===== TEXTE À LIRE
Enfance et formation
Stephen Kakfwi naît de parents dénés aux alentours de Fort Good Hope, dans les Territoires du Nord-Ouest. Comme son grand-père a été contraint de céder ses droits d’Indien inscrit (en vertu de la Loi sur les Indiens) pour démarrer une entreprise (voir Indien et Émancipation), Stephen Kakfwi est un Indien non inscrit, même si ses liens culturels et linguistiques avec la collectivité dénée sont très forts. Il récupère son statut d’indien en 1987. À l’instar de beaucoup de jeunes de sa génération, il commence sa vie sur le territoire ancestral et développe une relation importante avec les collectivités et les cultures autochtones de la rivière Mackenzie.
Après des années difficiles et malheureuses au sein du système des pensionnats indiens, Stephen Kakfwi est recruté par l’évêque Paul Piché pour étudier au Grandin College, un internat à Fort Smith. L’évêque recrute un certain nombre d’étudiants autochtones et du Nord talentueux, dont les futurs chefs des Territoires du Nord-Ouest Ethel Blondin-Andrew, Robert McLeod et Michael Miltenberger. Sous l’égide d’enseignants comme le père Paul Pochat, Stephen Kakfwi améliore considérablement ses performances scolaires et obtient son diplôme d’études secondaires. Comme c’est le cas pour les autres étudiants, on s’attend à ce qu’il occupe plus tard un poste important dans l’administration des affaires de la région.
==========
CONSIGNES -
D'après le texte sur l'enfance et la formation de Stephen Kakfwi, en quelle année récupère-t-il son statut d'Indien ? Les données n'ont aucun rôle dans ce travail.
===== DONNÉES RECUEILLIES
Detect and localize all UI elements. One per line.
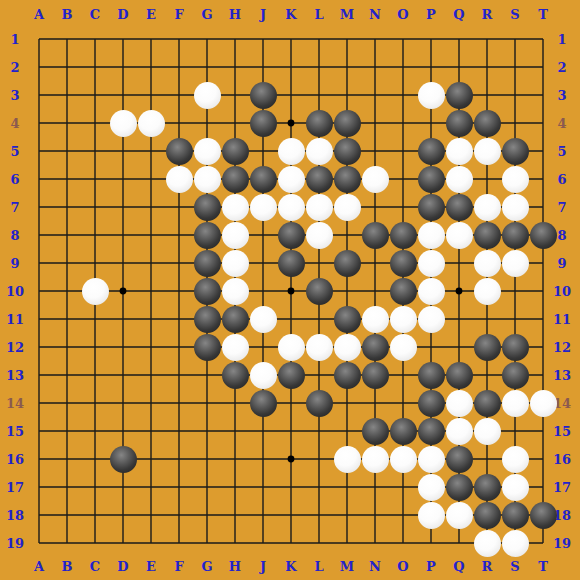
==========
CORRIGÉ -
En 1987.